▶ **Task prompt**
Copy out every record precisely.

-*-*-

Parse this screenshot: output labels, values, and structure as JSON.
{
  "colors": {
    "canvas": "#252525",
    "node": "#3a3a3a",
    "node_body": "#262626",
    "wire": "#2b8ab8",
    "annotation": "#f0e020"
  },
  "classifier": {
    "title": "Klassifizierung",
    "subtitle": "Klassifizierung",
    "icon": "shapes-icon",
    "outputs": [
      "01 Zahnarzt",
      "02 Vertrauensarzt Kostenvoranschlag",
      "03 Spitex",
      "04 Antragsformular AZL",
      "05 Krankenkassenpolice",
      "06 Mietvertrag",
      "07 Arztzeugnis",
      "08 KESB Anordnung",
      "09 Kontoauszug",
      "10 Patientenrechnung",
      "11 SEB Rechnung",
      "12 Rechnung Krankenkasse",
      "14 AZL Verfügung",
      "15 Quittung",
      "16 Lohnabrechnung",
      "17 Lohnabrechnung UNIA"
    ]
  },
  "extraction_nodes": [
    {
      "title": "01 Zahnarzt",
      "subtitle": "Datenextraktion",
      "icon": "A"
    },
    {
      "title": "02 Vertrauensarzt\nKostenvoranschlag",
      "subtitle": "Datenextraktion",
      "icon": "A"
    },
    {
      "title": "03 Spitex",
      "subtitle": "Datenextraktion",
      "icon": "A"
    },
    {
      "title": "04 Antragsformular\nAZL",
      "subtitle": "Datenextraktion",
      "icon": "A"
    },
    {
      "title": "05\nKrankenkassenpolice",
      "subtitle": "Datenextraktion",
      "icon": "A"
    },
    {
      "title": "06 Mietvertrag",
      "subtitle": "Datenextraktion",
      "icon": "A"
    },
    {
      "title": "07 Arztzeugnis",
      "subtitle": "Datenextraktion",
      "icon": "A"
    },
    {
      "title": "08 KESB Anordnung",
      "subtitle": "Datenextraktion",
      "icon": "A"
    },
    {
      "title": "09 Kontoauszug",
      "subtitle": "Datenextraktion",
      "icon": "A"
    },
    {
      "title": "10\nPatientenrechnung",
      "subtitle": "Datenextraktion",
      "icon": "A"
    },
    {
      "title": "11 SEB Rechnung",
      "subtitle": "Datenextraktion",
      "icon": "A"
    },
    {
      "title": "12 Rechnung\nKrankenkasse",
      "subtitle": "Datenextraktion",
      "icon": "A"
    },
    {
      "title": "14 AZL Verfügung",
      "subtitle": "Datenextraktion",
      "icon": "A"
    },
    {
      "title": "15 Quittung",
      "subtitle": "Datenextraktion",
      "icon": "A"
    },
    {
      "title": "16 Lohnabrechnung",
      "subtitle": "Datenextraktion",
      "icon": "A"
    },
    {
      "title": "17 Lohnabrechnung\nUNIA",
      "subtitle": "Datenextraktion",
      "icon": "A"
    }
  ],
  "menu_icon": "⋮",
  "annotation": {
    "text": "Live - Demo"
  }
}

-*-*-

▶ **Correct output**
Parse this screenshot: output labels, values, and structure as JSON.
{
  "colors": {
    "canvas": "#252525",
    "node": "#3a3a3a",
    "node_body": "#262626",
    "wire": "#2b8ab8",
    "annotation": "#f0e020"
  },
  "classifier": {
    "title": "Klassifizierung",
    "subtitle": "Klassifizierung",
    "icon": "shapes-icon",
    "outputs": [
      "01 Zahnarzt",
      "02 Vertrauensarzt Kostenvoranschlag",
      "03 Spitex",
      "04 Antragsformular AZL",
      "05 Krankenkassenpolice",
      "06 Mietvertrag",
      "07 Arztzeugnis",
      "08 KESB Anordnung",
      "09 Kontoauszug",
      "10 Patientenrechnung",
      "11 SEB Rechnung",
      "12 Rechnung Krankenkasse",
      "14 AZL Verfügung",
      "15 Quittung",
      "16 Lohnabrechnung",
      "17 Lohnabrechnung UNIA"
    ]
  },
  "extraction_nodes": [
    {
      "title": "01 Zahnarzt",
      "subtitle": "Datenextraktion",
      "icon": "A"
    },
    {
      "title": "02 Vertrauensarzt\nKostenvoranschlag",
      "subtitle": "Datenextraktion",
      "icon": "A"
    },
    {
      "title": "03 Spitex",
      "subtitle": "Datenextraktion",
      "icon": "A"
    },
    {
      "title": "04 Antragsformular\nAZL",
      "subtitle": "Datenextraktion",
      "icon": "A"
    },
    {
      "title": "05\nKrankenkassenpolice",
      "subtitle": "Datenextraktion",
      "icon": "A"
    },
    {
      "title": "06 Mietvertrag",
      "subtitle": "Datenextraktion",
      "icon": "A"
    },
    {
      "title": "07 Arztzeugnis",
      "subtitle": "Datenextraktion",
      "icon": "A"
    },
    {
      "title": "08 KESB Anordnung",
      "subtitle": "Datenextraktion",
      "icon": "A"
    },
    {
      "title": "09 Kontoauszug",
      "subtitle": "Datenextraktion",
      "icon": "A"
    },
    {
      "title": "10\nPatientenrechnung",
      "subtitle": "Datenextraktion",
      "icon": "A"
    },
    {
      "title": "11 SEB Rechnung",
      "subtitle": "Datenextraktion",
      "icon": "A"
    },
    {
      "title": "12 Rechnung\nKrankenkasse",
      "subtitle": "Datenextraktion",
      "icon": "A"
    },
    {
      "title": "14 AZL Verfügung",
      "subtitle": "Datenextraktion",
      "icon": "A"
    },
    {
      "title": "15 Quittung",
      "subtitle": "Datenextraktion",
      "icon": "A"
    },
    {
      "title": "16 Lohnabrechnung",
      "subtitle": "Datenextraktion",
      "icon": "A"
    },
    {
      "title": "17 Lohnabrechnung\nUNIA",
      "subtitle": "Datenextraktion",
      "icon": "A"
    }
  ],
  "menu_icon": "⋮",
  "annotation": {
    "text": "Live - Demo"
  }
}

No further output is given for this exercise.